-- Begin Provided text --
FOR IMMEDIATE RELEASE:
Monday, August 1, 2011
FOR MORE INFORMATION, CONTACT:
Steven Romalewski | 212-817-2033 | email@example.com
CHANGES IN RACIAL
DIVERSITY MAPPED ACROSS 15 METROPOLITAN REGIONS
INNOVATIVE MAPS PROVIDE MULTIPLE COMPARISON VIEWS
The Center for Urban Research (CUR) at the City University of New York (CUNY) Graduate Center today increased to 15 the number of cities it has mapped showing race/ethnicity changes from 2000 to 2010. New cities added include Atlanta, Detroit, Miami, and Charlotte, in addition to the nation’s largest urban regions such as New York, Los Angeles, and Chicago. The maps are available at www.urbanresearchmaps.org/comparinator/pluralitymap.htm.
"Our maps visually document the increasing suburbanization of Black, Hispanic, and Asian populations, while also revealing a general increase in diversity within the nation’s major cities," noted Steven Romalewski, director of the CUNY Mapping Service at the Center for Urban Research whose team developed the maps. "These powerful displays of Census data are important for people interested in policy impacts, legislative redistricting, social service delivery, and anyone who is simply curious about their neighborhoods."
-- End Provided text --
-- Begin Dataset extract --
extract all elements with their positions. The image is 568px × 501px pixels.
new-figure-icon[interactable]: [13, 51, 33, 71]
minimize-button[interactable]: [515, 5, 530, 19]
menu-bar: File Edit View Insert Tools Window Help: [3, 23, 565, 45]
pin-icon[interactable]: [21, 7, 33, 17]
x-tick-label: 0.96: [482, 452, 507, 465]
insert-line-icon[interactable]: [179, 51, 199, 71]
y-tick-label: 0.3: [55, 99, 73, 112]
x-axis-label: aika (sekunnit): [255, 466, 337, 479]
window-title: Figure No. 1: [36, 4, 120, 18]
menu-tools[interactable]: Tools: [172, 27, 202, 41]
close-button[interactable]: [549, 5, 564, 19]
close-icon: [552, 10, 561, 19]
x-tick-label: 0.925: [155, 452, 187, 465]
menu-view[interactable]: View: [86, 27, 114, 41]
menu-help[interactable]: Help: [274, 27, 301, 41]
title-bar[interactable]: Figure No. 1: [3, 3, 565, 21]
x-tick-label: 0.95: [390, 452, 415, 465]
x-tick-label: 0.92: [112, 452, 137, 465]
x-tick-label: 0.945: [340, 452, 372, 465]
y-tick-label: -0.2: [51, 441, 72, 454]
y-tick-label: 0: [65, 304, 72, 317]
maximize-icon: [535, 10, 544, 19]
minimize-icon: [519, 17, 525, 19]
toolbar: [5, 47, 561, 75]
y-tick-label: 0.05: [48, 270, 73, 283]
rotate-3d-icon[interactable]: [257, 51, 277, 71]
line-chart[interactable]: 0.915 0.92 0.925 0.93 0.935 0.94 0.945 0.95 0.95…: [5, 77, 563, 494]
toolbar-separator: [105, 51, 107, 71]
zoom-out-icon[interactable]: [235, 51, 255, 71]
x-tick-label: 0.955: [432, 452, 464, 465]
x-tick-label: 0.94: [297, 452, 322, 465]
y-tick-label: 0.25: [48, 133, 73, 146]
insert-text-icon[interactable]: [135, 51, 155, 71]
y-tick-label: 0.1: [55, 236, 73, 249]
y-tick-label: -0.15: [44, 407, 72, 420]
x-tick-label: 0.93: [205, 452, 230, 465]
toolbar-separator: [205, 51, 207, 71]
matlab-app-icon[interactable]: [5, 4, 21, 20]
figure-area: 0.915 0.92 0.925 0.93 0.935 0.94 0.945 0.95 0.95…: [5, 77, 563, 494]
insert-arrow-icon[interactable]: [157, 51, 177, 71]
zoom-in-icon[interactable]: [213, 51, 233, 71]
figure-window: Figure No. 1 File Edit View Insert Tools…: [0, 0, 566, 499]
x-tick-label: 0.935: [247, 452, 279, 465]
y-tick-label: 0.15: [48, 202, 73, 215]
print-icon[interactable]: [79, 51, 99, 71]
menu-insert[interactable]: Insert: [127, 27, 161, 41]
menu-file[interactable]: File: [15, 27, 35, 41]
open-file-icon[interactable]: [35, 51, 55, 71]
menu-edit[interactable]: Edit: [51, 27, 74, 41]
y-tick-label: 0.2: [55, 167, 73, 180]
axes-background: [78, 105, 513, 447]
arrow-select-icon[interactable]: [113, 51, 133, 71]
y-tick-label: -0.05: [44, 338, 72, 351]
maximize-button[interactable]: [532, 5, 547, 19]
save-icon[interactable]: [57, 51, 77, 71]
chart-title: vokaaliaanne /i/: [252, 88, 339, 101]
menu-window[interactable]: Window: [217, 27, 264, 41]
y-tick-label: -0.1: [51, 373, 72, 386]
-- End Dataset extract --
- [Required task 1]: Summarize the press release in two sentences.
- [Required task 2]: Arrange the lines of the entries as a numbered list, starting with the first line of the entries and going on through the line that contains "insert-text-icon[interactable]: [135, 51, 155, 71]", with any blank lines left out.
The press release and the entries are unrelated materials.

- [Written response 1]: The Center for Urban Research at the CUNY Graduate Center has increased to 15 the number of cities it has mapped showing race/ethnicity changes from 2000 to 2010, adding Atlanta, Detroit, Miami, and Charlotte to regions such as New York, Los Angeles, and Chicago. Steven Romalewski says the maps document the increasing suburbanization of Black, Hispanic, and Asian populations and a general increase in diversity within the nation's major cities.

- [Written response 2]:
1. extract all elements with their positions. The image is 568px × 501px pixels.
2. new-figure-icon[interactable]: [13, 51, 33, 71]
3. minimize-button[interactable]: [515, 5, 530, 19]
4. menu-bar: File Edit View Insert Tools Window Help: [3, 23, 565, 45]
5. pin-icon[interactable]: [21, 7, 33, 17]
6. x-tick-label: 0.96: [482, 452, 507, 465]
7. insert-line-icon[interactable]: [179, 51, 199, 71]
8. y-tick-label: 0.3: [55, 99, 73, 112]
9. x-axis-label: aika (sekunnit): [255, 466, 337, 479]
10. window-title: Figure No. 1: [36, 4, 120, 18]
11. menu-tools[interactable]: Tools: [172, 27, 202, 41]
12. close-button[interactable]: [549, 5, 564, 19]
13. close-icon: [552, 10, 561, 19]
14. x-tick-label: 0.925: [155, 452, 187, 465]
15. menu-view[interactable]: View: [86, 27, 114, 41]
16. menu-help[interactable]: Help: [274, 27, 301, 41]
17. title-bar[interactable]: Figure No. 1: [3, 3, 565, 21]
18. x-tick-label: 0.95: [390, 452, 415, 465]
19. x-tick-label: 0.92: [112, 452, 137, 465]
20. x-tick-label: 0.945: [340, 452, 372, 465]
21. y-tick-label: -0.2: [51, 441, 72, 454]
22. y-tick-label: 0: [65, 304, 72, 317]
23. maximize-icon: [535, 10, 544, 19]
24. minimize-icon: [519, 17, 525, 19]
25. toolbar: [5, 47, 561, 75]
26. y-tick-label: 0.05: [48, 270, 73, 283]
27. rotate-3d-icon[interactable]: [257, 51, 277, 71]
28. line-chart[interactable]: 0.915 0.92 0.925 0.93 0.935 0.94 0.945 0.95 0.95…: [5, 77, 563, 494]
29. toolbar-separator: [105, 51, 107, 71]
30. zoom-out-icon[interactable]: [235, 51, 255, 71]
31. x-tick-label: 0.955: [432, 452, 464, 465]
32. x-tick-label: 0.94: [297, 452, 322, 465]
33. y-tick-label: 0.25: [48, 133, 73, 146]
34. insert-text-icon[interactable]: [135, 51, 155, 71]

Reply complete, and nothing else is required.